Items from a figure collection:

═══

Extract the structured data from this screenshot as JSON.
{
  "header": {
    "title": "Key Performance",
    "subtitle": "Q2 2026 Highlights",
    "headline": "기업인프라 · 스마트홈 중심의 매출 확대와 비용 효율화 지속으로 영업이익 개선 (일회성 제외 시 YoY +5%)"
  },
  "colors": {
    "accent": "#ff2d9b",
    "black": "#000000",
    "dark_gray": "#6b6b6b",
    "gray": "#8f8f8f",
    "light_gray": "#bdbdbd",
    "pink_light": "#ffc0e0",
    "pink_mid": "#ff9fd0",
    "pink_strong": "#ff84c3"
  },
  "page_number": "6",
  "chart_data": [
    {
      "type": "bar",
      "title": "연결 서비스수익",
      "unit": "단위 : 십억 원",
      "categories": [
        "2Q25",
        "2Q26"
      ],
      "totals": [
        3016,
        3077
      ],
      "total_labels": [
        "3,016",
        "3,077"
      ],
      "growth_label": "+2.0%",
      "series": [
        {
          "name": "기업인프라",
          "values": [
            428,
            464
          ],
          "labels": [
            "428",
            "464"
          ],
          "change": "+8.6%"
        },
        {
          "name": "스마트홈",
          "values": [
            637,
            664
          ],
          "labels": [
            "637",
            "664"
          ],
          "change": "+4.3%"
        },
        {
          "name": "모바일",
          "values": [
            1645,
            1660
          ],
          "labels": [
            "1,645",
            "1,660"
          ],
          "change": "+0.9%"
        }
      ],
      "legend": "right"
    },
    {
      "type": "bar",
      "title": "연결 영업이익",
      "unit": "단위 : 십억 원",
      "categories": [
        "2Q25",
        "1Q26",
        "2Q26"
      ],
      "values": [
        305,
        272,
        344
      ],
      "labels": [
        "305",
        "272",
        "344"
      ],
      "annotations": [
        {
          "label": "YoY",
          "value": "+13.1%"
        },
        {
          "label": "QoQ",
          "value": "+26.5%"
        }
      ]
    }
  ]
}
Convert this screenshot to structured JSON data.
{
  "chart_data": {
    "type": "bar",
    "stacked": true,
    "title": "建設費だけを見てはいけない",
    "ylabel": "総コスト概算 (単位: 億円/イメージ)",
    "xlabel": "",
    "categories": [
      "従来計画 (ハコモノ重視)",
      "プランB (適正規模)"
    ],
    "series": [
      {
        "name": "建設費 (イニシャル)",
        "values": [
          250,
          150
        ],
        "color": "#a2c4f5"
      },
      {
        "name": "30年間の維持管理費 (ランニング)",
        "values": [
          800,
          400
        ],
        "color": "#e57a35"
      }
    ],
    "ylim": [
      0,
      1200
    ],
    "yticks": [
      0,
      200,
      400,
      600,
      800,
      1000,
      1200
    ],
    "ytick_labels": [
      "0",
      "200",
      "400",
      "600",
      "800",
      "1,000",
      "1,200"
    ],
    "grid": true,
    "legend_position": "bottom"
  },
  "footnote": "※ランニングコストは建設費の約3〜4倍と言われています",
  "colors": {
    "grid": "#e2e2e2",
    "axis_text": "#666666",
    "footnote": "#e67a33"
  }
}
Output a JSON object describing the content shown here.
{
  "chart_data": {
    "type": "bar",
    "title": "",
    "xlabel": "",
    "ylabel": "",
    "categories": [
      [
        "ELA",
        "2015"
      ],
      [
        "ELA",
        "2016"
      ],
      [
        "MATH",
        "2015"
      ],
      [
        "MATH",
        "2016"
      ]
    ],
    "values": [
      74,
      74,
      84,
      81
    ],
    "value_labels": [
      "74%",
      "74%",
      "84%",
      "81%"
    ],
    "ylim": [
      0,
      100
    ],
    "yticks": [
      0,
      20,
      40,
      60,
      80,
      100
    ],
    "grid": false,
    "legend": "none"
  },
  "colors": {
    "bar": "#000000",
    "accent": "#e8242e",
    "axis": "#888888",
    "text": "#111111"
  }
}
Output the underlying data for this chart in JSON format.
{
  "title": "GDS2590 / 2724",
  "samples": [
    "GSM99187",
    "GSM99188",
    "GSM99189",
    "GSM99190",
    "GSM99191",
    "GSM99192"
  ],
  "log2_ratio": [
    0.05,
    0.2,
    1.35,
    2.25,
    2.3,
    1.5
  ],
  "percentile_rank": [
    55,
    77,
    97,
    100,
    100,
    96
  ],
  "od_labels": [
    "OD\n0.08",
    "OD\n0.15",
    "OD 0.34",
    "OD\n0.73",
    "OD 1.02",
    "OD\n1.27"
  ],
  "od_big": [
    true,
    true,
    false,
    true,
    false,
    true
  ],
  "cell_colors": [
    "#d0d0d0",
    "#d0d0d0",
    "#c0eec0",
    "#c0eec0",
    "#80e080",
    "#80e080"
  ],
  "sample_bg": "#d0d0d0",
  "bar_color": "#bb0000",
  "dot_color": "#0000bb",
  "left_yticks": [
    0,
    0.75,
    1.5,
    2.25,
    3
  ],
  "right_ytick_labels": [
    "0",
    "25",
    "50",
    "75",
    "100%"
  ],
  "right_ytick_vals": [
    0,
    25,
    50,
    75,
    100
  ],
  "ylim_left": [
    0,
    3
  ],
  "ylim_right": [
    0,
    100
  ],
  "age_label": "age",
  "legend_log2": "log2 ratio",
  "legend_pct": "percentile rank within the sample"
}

═══

[Directions] All of the entries above need to be reproduced exactly.

[Output]
Extract the structured data from this screenshot as JSON.
{
  "header": {
    "title": "Key Performance",
    "subtitle": "Q2 2026 Highlights",
    "headline": "기업인프라 · 스마트홈 중심의 매출 확대와 비용 효율화 지속으로 영업이익 개선 (일회성 제외 시 YoY +5%)"
  },
  "colors": {
    "accent": "#ff2d9b",
    "black": "#000000",
    "dark_gray": "#6b6b6b",
    "gray": "#8f8f8f",
    "light_gray": "#bdbdbd",
    "pink_light": "#ffc0e0",
    "pink_mid": "#ff9fd0",
    "pink_strong": "#ff84c3"
  },
  "page_number": "6",
  "chart_data": [
    {
      "type": "bar",
      "title": "연결 서비스수익",
      "unit": "단위 : 십억 원",
      "categories": [
        "2Q25",
        "2Q26"
      ],
      "totals": [
        3016,
        3077
      ],
      "total_labels": [
        "3,016",
        "3,077"
      ],
      "growth_label": "+2.0%",
      "series": [
        {
          "name": "기업인프라",
          "values": [
            428,
            464
          ],
          "labels": [
            "428",
            "464"
          ],
          "change": "+8.6%"
        },
        {
          "name": "스마트홈",
          "values": [
            637,
            664
          ],
          "labels": [
            "637",
            "664"
          ],
          "change": "+4.3%"
        },
        {
          "name": "모바일",
          "values": [
            1645,
            1660
          ],
          "labels": [
            "1,645",
            "1,660"
          ],
          "change": "+0.9%"
        }
      ],
      "legend": "right"
    },
    {
      "type": "bar",
      "title": "연결 영업이익",
      "unit": "단위 : 십억 원",
      "categories": [
        "2Q25",
        "1Q26",
        "2Q26"
      ],
      "values": [
        305,
        272,
        344
      ],
      "labels": [
        "305",
        "272",
        "344"
      ],
      "annotations": [
        {
          "label": "YoY",
          "value": "+13.1%"
        },
        {
          "label": "QoQ",
          "value": "+26.5%"
        }
      ]
    }
  ]
}
Convert this screenshot to structured JSON data.
{
  "chart_data": {
    "type": "bar",
    "stacked": true,
    "title": "建設費だけを見てはいけない",
    "ylabel": "総コスト概算 (単位: 億円/イメージ)",
    "xlabel": "",
    "categories": [
      "従来計画 (ハコモノ重視)",
      "プランB (適正規模)"
    ],
    "series": [
      {
        "name": "建設費 (イニシャル)",
        "values": [
          250,
          150
        ],
        "color": "#a2c4f5"
      },
      {
        "name": "30年間の維持管理費 (ランニング)",
        "values": [
          800,
          400
        ],
        "color": "#e57a35"
      }
    ],
    "ylim": [
      0,
      1200
    ],
    "yticks": [
      0,
      200,
      400,
      600,
      800,
      1000,
      1200
    ],
    "ytick_labels": [
      "0",
      "200",
      "400",
      "600",
      "800",
      "1,000",
      "1,200"
    ],
    "grid": true,
    "legend_position": "bottom"
  },
  "footnote": "※ランニングコストは建設費の約3〜4倍と言われています",
  "colors": {
    "grid": "#e2e2e2",
    "axis_text": "#666666",
    "footnote": "#e67a33"
  }
}
Output a JSON object describing the content shown here.
{
  "chart_data": {
    "type": "bar",
    "title": "",
    "xlabel": "",
    "ylabel": "",
    "categories": [
      [
        "ELA",
        "2015"
      ],
      [
        "ELA",
        "2016"
      ],
      [
        "MATH",
        "2015"
      ],
      [
        "MATH",
        "2016"
      ]
    ],
    "values": [
      74,
      74,
      84,
      81
    ],
    "value_labels": [
      "74%",
      "74%",
      "84%",
      "81%"
    ],
    "ylim": [
      0,
      100
    ],
    "yticks": [
      0,
      20,
      40,
      60,
      80,
      100
    ],
    "grid": false,
    "legend": "none"
  },
  "colors": {
    "bar": "#000000",
    "accent": "#e8242e",
    "axis": "#888888",
    "text": "#111111"
  }
}
Output the underlying data for this chart in JSON format.
{
  "title": "GDS2590 / 2724",
  "samples": [
    "GSM99187",
    "GSM99188",
    "GSM99189",
    "GSM99190",
    "GSM99191",
    "GSM99192"
  ],
  "log2_ratio": [
    0.05,
    0.2,
    1.35,
    2.25,
    2.3,
    1.5
  ],
  "percentile_rank": [
    55,
    77,
    97,
    100,
    100,
    96
  ],
  "od_labels": [
    "OD\n0.08",
    "OD\n0.15",
    "OD 0.34",
    "OD\n0.73",
    "OD 1.02",
    "OD\n1.27"
  ],
  "od_big": [
    true,
    true,
    false,
    true,
    false,
    true
  ],
  "cell_colors": [
    "#d0d0d0",
    "#d0d0d0",
    "#c0eec0",
    "#c0eec0",
    "#80e080",
    "#80e080"
  ],
  "sample_bg": "#d0d0d0",
  "bar_color": "#bb0000",
  "dot_color": "#0000bb",
  "left_yticks": [
    0,
    0.75,
    1.5,
    2.25,
    3
  ],
  "right_ytick_labels": [
    "0",
    "25",
    "50",
    "75",
    "100%"
  ],
  "right_ytick_vals": [
    0,
    25,
    50,
    75,
    100
  ],
  "ylim_left": [
    0,
    3
  ],
  "ylim_right": [
    0,
    100
  ],
  "age_label": "age",
  "legend_log2": "log2 ratio",
  "legend_pct": "percentile rank within the sample"
}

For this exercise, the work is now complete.